**Questions on the material:**
**1.** Answer these questions from the "Charlie Bartlett" review below, marking your answers (a), (b) and (c):
(a) Which actor plays the high school principal?
(b) Which actor plays the title character?
(c) Who plays the title character's mother?
**2.** In two sentences, summarize the "Charlie Bartlett" review that follows.
**3.** Resume the "Charlie Bartlett" review below, picking up right after its final sentence.

If someone asks you to see 'Charlie Bartlett,' just say no, no, no

By WILLIAM ARNOLD
P-I MOVIE CRITIC

The dismal high school comedy "Charlie Bartlett" has the look, feel and sentiment of a made-for-video cheapie that might have been grudgingly whipped together by Robert Downey Jr. as some sort of court-ordered community service project for his many drug busts.

Downey plays a watery-eyed, alcoholic high school principal who has been ravaged by his personal problems and several addictions, and at the climactic moment in the movie gets to deliver a lecture about the evils of drugs.

But, though he's the biggest-name actor in the movie, he's not the star. That honor falls to Anton Yelchin, who plays Downey's nemesis and the title character: a scrawny, spoiled rich kid who comes to the school and gradually seizes power from the principal.

He accomplishes this by drugging just about the entire student body -- even the star quarterback and the cheerleaders -- via a virtual pharmacy he's acquired from the various psychiatrists who have been employed by his nutty mom (Hope Davis) to treat him.

**Data for analysis:**

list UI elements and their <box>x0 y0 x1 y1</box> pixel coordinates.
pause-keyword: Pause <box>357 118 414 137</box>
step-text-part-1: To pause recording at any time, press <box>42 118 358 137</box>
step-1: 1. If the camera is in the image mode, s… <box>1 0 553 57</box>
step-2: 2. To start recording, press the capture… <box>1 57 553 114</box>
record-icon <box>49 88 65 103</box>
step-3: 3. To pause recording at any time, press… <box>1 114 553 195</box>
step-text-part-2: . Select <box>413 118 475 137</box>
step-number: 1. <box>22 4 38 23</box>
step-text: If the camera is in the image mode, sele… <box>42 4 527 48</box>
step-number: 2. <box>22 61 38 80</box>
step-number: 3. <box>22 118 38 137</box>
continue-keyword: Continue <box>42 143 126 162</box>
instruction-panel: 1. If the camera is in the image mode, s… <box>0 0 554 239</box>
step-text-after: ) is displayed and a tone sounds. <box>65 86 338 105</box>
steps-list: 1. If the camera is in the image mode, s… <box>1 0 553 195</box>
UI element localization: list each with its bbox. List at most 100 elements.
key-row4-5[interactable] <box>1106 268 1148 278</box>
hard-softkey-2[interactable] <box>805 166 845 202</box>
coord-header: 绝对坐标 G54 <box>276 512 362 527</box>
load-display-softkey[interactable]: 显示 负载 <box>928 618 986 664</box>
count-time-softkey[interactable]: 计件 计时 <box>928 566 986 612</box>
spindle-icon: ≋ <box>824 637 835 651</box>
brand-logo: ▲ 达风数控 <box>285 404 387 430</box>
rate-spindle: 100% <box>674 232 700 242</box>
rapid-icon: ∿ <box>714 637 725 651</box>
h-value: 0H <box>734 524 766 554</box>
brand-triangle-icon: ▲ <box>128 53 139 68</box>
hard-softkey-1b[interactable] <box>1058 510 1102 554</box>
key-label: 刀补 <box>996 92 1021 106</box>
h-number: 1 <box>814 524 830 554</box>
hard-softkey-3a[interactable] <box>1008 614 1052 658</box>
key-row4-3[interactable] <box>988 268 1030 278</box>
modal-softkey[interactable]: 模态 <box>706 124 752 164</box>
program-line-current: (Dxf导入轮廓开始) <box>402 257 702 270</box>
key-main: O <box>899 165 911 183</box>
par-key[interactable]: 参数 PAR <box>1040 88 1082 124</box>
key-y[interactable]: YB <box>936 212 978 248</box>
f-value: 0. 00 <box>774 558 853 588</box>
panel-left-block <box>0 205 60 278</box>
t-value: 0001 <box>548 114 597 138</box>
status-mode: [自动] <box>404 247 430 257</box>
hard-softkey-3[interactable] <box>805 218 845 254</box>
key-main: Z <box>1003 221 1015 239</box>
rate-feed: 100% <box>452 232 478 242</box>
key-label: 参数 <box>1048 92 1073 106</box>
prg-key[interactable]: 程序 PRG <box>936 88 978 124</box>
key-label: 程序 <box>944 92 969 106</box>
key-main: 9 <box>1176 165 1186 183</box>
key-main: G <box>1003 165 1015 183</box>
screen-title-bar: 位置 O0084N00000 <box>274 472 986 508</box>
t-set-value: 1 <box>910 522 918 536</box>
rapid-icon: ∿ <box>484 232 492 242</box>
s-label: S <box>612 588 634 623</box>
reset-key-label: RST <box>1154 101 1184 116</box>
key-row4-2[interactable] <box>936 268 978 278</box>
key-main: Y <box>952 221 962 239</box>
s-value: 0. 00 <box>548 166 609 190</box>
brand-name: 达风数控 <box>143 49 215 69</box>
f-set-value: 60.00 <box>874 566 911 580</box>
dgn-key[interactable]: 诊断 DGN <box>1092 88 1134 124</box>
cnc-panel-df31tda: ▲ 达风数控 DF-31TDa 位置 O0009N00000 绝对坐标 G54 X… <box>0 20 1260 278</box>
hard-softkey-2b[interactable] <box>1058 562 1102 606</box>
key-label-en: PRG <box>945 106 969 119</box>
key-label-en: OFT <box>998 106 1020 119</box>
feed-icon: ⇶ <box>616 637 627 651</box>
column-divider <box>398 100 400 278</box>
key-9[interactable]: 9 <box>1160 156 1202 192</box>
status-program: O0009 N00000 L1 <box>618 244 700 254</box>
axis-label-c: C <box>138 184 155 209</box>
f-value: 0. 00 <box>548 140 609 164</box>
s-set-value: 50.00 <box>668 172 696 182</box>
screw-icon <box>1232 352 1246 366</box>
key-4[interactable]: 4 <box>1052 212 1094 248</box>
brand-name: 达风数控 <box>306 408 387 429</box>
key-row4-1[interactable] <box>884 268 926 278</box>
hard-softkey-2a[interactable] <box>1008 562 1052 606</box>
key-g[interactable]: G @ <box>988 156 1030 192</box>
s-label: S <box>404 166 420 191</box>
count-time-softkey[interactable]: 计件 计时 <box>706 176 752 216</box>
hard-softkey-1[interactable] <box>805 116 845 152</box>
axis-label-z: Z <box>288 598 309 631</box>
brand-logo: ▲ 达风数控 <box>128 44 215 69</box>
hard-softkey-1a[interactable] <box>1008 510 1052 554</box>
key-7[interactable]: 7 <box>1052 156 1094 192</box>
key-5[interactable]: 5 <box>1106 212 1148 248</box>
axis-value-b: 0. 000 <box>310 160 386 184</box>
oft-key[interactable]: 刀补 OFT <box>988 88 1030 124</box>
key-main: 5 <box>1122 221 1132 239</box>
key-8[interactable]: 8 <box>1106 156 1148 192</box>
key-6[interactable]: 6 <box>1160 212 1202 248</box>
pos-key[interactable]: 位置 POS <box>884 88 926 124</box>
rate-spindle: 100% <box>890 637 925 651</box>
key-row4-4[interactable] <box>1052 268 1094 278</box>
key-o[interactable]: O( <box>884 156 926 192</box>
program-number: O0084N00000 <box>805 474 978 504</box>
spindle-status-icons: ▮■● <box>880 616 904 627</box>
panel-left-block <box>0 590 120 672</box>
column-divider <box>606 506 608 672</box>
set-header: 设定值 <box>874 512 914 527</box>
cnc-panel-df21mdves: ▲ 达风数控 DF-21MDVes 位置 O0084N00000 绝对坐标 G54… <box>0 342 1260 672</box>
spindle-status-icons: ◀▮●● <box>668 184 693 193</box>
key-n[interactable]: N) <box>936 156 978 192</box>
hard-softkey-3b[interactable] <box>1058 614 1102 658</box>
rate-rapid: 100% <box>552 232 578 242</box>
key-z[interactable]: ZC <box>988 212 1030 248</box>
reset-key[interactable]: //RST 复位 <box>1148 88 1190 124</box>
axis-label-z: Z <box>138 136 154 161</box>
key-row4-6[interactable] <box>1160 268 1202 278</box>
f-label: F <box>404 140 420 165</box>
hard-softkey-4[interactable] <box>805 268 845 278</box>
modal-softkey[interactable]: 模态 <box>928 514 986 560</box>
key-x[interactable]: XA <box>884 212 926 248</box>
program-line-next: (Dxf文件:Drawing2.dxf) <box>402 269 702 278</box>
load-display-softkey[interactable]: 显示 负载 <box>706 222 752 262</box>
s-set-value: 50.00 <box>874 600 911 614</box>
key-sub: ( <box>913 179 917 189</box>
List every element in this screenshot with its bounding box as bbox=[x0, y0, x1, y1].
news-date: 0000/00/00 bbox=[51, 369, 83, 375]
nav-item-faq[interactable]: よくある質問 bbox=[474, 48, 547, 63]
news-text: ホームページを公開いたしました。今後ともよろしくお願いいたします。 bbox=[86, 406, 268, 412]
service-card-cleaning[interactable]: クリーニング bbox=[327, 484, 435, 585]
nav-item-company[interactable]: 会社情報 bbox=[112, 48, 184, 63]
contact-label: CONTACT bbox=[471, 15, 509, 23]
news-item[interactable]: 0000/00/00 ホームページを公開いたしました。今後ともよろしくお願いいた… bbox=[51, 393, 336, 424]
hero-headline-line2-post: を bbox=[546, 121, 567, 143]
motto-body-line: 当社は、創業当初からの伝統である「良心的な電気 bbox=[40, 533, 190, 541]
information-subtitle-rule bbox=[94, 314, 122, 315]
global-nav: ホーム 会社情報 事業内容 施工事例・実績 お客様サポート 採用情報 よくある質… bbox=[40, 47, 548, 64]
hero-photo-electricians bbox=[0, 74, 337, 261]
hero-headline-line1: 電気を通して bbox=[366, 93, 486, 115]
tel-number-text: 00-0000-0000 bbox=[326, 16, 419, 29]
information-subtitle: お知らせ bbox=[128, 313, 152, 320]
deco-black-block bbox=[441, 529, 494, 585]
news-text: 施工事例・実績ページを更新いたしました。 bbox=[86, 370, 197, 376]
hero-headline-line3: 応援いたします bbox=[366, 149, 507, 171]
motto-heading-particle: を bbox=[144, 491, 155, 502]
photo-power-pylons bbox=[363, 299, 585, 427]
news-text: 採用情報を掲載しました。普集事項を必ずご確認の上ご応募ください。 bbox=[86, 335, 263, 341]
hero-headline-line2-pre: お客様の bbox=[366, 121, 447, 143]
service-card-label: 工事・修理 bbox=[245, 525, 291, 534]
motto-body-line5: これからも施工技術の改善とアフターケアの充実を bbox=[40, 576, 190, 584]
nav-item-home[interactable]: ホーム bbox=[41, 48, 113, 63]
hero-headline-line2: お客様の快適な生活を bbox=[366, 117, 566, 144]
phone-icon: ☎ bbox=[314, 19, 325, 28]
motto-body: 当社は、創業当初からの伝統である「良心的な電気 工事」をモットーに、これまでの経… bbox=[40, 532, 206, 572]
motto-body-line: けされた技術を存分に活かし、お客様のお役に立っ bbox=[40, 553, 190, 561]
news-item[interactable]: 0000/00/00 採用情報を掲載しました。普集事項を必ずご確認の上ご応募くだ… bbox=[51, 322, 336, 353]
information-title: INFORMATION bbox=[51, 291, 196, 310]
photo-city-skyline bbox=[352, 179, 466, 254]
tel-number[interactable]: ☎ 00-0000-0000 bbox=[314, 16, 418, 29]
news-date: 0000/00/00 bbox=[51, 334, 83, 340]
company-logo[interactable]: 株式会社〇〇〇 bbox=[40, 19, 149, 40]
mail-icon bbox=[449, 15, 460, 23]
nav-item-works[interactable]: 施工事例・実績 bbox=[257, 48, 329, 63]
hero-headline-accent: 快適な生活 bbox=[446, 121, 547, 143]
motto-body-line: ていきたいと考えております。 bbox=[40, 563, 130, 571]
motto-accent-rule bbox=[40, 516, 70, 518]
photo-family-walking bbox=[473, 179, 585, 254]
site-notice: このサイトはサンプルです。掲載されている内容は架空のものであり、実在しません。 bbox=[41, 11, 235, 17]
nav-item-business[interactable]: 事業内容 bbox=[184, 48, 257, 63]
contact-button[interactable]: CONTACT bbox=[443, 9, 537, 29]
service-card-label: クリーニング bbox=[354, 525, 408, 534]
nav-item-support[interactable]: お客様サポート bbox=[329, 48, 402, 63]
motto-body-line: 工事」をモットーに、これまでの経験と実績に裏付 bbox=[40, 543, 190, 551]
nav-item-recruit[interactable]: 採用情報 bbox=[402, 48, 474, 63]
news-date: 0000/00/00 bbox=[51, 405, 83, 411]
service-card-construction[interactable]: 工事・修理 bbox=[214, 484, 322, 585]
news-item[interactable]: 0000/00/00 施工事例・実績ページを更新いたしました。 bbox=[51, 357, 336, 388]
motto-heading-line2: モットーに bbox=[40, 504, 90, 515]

**Exercise results:**
**1.**
(a) Robert Downey Jr.
(b) Anton Yelchin
(c) Hope Davis

**2.** The review calls the high school comedy "Charlie Bartlett" dismal and says it feels like a made-for-video cheapie, with Robert Downey Jr. playing an alcoholic principal who lectures about the evils of drugs at the film's climax. Anton Yelchin stars as the title character, a spoiled rich kid who gradually seizes power from the principal by drugging nearly the entire student body with a pharmacy acquired from the psychiatrists his mother hired to treat him.

**3.**
It's supposed to be hilarious in an edgy, adolescent way, but it comes off as being distasteful and bizarre, and it's fatally handicapped by the fact that Yelchin (the kid co-star of Anthony Hopkins in 2001's "Hearts in Atlantis") has no particular Ferris Bueller charisma.

Charlie, of course, learns the error of his ways but when his transformation comes, the film's anti-drug message is so flimsy, insincere and tacked-on that it virtually doesn't exist. (The subliminal message here is that drugs are nothing but fun.)

Director Jon Poll is a former film editor but his film doesn't hold together well at all. Gustin Nash's script has a few clever moments but mostly just radiates stupidity. Thankfully, the film is rated R, which should theoretically bar it from most of its intended high school audience.